- **GIVEN INSTRUCTION**: Present each line of the entries below that holds the word "CORRELATION".

— begin GIVEN DATA —

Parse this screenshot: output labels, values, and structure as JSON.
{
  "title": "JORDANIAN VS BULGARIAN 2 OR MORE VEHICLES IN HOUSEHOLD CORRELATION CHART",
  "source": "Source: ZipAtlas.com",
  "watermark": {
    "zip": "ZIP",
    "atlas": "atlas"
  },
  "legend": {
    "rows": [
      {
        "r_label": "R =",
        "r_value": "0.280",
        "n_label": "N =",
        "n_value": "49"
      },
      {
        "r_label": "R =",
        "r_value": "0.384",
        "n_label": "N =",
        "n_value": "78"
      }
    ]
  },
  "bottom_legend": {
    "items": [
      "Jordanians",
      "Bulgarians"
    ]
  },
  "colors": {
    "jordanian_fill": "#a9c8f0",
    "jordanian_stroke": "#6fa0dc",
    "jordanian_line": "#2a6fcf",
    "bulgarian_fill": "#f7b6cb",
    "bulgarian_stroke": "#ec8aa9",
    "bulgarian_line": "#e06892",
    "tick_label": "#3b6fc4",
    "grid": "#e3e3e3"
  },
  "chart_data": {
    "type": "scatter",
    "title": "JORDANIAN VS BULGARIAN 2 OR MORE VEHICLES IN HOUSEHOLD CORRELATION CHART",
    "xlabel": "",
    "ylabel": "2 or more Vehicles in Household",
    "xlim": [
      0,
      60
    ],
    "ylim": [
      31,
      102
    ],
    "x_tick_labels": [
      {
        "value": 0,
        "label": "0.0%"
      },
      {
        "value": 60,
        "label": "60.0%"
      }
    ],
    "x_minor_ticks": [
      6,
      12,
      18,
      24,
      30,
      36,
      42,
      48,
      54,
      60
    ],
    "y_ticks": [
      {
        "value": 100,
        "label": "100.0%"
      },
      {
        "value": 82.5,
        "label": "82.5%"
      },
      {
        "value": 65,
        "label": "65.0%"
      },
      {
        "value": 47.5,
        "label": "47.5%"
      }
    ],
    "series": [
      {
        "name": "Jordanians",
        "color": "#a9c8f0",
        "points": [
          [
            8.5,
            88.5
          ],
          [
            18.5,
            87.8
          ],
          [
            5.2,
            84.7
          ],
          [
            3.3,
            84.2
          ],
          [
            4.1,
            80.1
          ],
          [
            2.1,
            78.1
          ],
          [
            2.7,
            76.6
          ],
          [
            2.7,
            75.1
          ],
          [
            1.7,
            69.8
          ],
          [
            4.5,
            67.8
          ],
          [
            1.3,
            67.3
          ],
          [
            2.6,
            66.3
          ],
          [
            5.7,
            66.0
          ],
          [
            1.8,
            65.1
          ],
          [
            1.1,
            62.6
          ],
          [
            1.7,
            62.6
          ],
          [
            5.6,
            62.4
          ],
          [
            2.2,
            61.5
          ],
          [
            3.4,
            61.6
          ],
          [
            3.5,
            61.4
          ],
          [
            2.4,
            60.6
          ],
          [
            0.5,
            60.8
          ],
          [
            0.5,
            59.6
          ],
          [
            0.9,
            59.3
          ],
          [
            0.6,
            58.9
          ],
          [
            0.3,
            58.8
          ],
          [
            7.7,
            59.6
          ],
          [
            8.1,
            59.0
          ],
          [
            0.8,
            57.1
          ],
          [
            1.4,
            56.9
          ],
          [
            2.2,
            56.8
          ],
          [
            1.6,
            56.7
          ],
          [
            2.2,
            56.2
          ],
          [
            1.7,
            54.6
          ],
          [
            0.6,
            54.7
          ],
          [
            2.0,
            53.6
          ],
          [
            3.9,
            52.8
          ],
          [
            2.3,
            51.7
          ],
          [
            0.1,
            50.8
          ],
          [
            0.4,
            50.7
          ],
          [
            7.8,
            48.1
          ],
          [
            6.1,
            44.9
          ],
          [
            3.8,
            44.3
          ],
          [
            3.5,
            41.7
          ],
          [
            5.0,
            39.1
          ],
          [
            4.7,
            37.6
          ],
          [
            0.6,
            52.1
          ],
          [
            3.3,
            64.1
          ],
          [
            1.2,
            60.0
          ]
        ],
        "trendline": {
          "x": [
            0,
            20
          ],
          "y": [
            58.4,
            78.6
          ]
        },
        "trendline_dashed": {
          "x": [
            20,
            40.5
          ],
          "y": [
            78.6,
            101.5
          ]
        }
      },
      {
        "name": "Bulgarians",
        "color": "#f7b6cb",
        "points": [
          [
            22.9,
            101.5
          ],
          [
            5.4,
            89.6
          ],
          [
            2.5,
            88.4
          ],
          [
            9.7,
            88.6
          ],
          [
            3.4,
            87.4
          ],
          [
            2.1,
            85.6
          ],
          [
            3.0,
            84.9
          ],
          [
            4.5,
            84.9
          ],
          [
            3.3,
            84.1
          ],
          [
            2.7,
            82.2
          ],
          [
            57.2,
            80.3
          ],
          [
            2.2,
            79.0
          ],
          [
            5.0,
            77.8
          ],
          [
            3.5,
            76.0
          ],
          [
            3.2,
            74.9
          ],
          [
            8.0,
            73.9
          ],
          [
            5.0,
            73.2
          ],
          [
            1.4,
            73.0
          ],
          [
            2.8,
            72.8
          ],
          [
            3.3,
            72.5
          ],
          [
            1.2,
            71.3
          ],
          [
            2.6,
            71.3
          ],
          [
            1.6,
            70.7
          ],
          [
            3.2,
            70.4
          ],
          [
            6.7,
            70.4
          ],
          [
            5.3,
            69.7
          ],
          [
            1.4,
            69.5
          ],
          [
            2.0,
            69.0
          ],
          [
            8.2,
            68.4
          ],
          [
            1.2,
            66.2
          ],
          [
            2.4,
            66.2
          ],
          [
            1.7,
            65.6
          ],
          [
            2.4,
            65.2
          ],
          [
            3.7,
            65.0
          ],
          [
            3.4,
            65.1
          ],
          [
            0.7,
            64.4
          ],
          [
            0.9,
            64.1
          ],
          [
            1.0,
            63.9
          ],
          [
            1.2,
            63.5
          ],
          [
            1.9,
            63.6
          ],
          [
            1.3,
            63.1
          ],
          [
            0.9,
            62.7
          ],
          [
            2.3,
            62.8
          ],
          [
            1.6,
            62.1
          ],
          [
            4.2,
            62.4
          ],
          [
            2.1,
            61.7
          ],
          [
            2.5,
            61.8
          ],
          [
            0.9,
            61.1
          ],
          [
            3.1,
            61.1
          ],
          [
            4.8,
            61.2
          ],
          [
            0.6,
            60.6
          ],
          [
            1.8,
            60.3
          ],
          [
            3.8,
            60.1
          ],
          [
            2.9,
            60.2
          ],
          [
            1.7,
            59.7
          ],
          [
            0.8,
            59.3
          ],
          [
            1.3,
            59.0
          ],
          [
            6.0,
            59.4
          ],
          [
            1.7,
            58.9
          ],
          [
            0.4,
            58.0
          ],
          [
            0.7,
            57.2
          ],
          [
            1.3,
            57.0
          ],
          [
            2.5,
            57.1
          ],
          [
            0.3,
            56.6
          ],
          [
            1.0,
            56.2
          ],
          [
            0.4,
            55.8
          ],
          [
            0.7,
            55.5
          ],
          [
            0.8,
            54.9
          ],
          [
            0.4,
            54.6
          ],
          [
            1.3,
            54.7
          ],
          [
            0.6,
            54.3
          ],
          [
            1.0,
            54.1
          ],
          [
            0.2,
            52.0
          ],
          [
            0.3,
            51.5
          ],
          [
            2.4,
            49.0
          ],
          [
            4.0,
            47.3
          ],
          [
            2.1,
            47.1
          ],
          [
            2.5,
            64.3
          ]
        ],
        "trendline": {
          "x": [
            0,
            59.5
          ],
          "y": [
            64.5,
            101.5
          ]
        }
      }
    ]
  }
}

— end GIVEN DATA —

- **RESPONSE BELOW**:
  "title": "JORDANIAN VS BULGARIAN 2 OR MORE VEHICLES IN HOUSEHOLD CORRELATION CHART",
    "title": "JORDANIAN VS BULGARIAN 2 OR MORE VEHICLES IN HOUSEHOLD CORRELATION CHART",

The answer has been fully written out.